> What to work on
Print out every record exactly as it appears.
## Start
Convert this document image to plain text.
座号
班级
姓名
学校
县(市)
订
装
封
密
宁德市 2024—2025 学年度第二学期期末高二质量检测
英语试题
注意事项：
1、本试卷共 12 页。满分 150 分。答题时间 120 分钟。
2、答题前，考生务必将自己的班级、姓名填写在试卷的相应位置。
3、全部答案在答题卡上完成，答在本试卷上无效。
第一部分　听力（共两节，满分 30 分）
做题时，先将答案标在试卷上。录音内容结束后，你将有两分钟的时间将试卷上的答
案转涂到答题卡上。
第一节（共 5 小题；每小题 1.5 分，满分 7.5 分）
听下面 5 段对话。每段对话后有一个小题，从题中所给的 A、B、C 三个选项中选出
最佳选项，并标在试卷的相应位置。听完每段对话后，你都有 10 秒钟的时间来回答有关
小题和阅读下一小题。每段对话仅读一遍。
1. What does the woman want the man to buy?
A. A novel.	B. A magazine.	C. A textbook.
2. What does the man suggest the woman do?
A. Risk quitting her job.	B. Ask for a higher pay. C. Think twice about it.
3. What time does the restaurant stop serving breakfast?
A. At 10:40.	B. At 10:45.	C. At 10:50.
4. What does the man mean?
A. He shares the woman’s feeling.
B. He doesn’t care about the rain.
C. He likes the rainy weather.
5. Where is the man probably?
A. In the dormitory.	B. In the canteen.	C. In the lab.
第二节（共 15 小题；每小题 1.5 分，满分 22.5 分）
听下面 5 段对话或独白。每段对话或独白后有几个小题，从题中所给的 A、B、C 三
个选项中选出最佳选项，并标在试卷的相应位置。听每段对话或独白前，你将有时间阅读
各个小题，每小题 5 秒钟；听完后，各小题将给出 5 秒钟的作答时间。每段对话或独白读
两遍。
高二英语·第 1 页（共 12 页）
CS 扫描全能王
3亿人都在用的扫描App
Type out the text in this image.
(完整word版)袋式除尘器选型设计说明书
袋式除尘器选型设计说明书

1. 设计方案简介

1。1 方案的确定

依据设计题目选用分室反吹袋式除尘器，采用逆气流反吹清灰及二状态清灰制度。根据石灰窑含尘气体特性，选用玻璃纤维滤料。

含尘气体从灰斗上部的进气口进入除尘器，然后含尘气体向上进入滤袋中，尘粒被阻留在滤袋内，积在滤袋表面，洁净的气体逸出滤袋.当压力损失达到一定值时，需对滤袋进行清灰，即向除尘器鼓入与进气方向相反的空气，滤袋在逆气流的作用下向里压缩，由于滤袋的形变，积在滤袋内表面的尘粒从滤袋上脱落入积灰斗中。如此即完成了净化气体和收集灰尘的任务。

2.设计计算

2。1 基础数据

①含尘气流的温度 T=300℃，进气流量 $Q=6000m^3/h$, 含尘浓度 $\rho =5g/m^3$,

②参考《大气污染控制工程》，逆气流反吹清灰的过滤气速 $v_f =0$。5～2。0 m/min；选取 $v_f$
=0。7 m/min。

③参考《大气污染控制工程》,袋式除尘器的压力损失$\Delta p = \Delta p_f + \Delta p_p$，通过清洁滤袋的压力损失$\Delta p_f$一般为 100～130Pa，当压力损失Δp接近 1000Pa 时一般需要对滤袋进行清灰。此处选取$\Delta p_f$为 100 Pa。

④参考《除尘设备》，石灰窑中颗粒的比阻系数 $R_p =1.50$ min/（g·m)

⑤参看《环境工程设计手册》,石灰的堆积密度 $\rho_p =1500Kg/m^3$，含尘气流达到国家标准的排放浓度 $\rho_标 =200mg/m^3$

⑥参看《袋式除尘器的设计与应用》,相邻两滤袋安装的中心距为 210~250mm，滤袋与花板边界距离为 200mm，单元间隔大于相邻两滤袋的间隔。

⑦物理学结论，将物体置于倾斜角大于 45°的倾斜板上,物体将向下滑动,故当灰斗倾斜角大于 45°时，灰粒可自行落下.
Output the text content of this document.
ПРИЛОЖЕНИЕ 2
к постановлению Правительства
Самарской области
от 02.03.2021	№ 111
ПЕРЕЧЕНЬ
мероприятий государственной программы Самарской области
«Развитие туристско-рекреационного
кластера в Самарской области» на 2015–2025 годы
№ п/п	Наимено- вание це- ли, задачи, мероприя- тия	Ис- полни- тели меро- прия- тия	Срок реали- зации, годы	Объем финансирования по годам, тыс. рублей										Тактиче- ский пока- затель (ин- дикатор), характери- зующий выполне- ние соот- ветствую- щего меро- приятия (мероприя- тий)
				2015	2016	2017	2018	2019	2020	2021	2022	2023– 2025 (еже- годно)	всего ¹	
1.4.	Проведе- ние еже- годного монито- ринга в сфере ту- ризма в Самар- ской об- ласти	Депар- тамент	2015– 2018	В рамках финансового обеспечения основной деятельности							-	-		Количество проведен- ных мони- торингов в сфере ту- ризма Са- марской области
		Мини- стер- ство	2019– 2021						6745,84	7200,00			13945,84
## End
> Expected answer
Convert this document image to plain text.
座号
班级
姓名
学校
县(市)
订
装
封
密
宁德市 2024—2025 学年度第二学期期末高二质量检测
英语试题
注意事项：
1、本试卷共 12 页。满分 150 分。答题时间 120 分钟。
2、答题前，考生务必将自己的班级、姓名填写在试卷的相应位置。
3、全部答案在答题卡上完成，答在本试卷上无效。
第一部分　听力（共两节，满分 30 分）
做题时，先将答案标在试卷上。录音内容结束后，你将有两分钟的时间将试卷上的答
案转涂到答题卡上。
第一节（共 5 小题；每小题 1.5 分，满分 7.5 分）
听下面 5 段对话。每段对话后有一个小题，从题中所给的 A、B、C 三个选项中选出
最佳选项，并标在试卷的相应位置。听完每段对话后，你都有 10 秒钟的时间来回答有关
小题和阅读下一小题。每段对话仅读一遍。
1. What does the woman want the man to buy?
A. A novel.	B. A magazine.	C. A textbook.
2. What does the man suggest the woman do?
A. Risk quitting her job.	B. Ask for a higher pay. C. Think twice about it.
3. What time does the restaurant stop serving breakfast?
A. At 10:40.	B. At 10:45.	C. At 10:50.
4. What does the man mean?
A. He shares the woman’s feeling.
B. He doesn’t care about the rain.
C. He likes the rainy weather.
5. Where is the man probably?
A. In the dormitory.	B. In the canteen.	C. In the lab.
第二节（共 15 小题；每小题 1.5 分，满分 22.5 分）
听下面 5 段对话或独白。每段对话或独白后有几个小题，从题中所给的 A、B、C 三
个选项中选出最佳选项，并标在试卷的相应位置。听每段对话或独白前，你将有时间阅读
各个小题，每小题 5 秒钟；听完后，各小题将给出 5 秒钟的作答时间。每段对话或独白读
两遍。
高二英语·第 1 页（共 12 页）
CS 扫描全能王
3亿人都在用的扫描App
Type out the text in this image.
(完整word版)袋式除尘器选型设计说明书
袋式除尘器选型设计说明书

1. 设计方案简介

1。1 方案的确定

依据设计题目选用分室反吹袋式除尘器，采用逆气流反吹清灰及二状态清灰制度。根据石灰窑含尘气体特性，选用玻璃纤维滤料。

含尘气体从灰斗上部的进气口进入除尘器，然后含尘气体向上进入滤袋中，尘粒被阻留在滤袋内，积在滤袋表面，洁净的气体逸出滤袋.当压力损失达到一定值时，需对滤袋进行清灰，即向除尘器鼓入与进气方向相反的空气，滤袋在逆气流的作用下向里压缩，由于滤袋的形变，积在滤袋内表面的尘粒从滤袋上脱落入积灰斗中。如此即完成了净化气体和收集灰尘的任务。

2.设计计算

2。1 基础数据

①含尘气流的温度 T=300℃，进气流量 $Q=6000m^3/h$, 含尘浓度 $\rho =5g/m^3$,

②参考《大气污染控制工程》，逆气流反吹清灰的过滤气速 $v_f =0$。5～2。0 m/min；选取 $v_f$
=0。7 m/min。

③参考《大气污染控制工程》,袋式除尘器的压力损失$\Delta p = \Delta p_f + \Delta p_p$，通过清洁滤袋的压力损失$\Delta p_f$一般为 100～130Pa，当压力损失Δp接近 1000Pa 时一般需要对滤袋进行清灰。此处选取$\Delta p_f$为 100 Pa。

④参考《除尘设备》，石灰窑中颗粒的比阻系数 $R_p =1.50$ min/（g·m)

⑤参看《环境工程设计手册》,石灰的堆积密度 $\rho_p =1500Kg/m^3$，含尘气流达到国家标准的排放浓度 $\rho_标 =200mg/m^3$

⑥参看《袋式除尘器的设计与应用》,相邻两滤袋安装的中心距为 210~250mm，滤袋与花板边界距离为 200mm，单元间隔大于相邻两滤袋的间隔。

⑦物理学结论，将物体置于倾斜角大于 45°的倾斜板上,物体将向下滑动,故当灰斗倾斜角大于 45°时，灰粒可自行落下.
Output the text content of this document.
ПРИЛОЖЕНИЕ 2
к постановлению Правительства
Самарской области
от 02.03.2021	№ 111
ПЕРЕЧЕНЬ
мероприятий государственной программы Самарской области
«Развитие туристско-рекреационного
кластера в Самарской области» на 2015–2025 годы
№ п/п	Наимено- вание це- ли, задачи, мероприя- тия	Ис- полни- тели меро- прия- тия	Срок реали- зации, годы	Объем финансирования по годам, тыс. рублей										Тактиче- ский пока- затель (ин- дикатор), характери- зующий выполне- ние соот- ветствую- щего меро- приятия (мероприя- тий)
				2015	2016	2017	2018	2019	2020	2021	2022	2023– 2025 (еже- годно)	всего ¹	
1.4.	Проведе- ние еже- годного монито- ринга в сфере ту- ризма в Самар- ской об- ласти	Депар- тамент	2015– 2018	В рамках финансового обеспечения основной деятельности							-	-		Количество проведен- ных мони- торингов в сфере ту- ризма Са- марской области
		Мини- стер- ство	2019– 2021						6745,84	7200,00			13945,84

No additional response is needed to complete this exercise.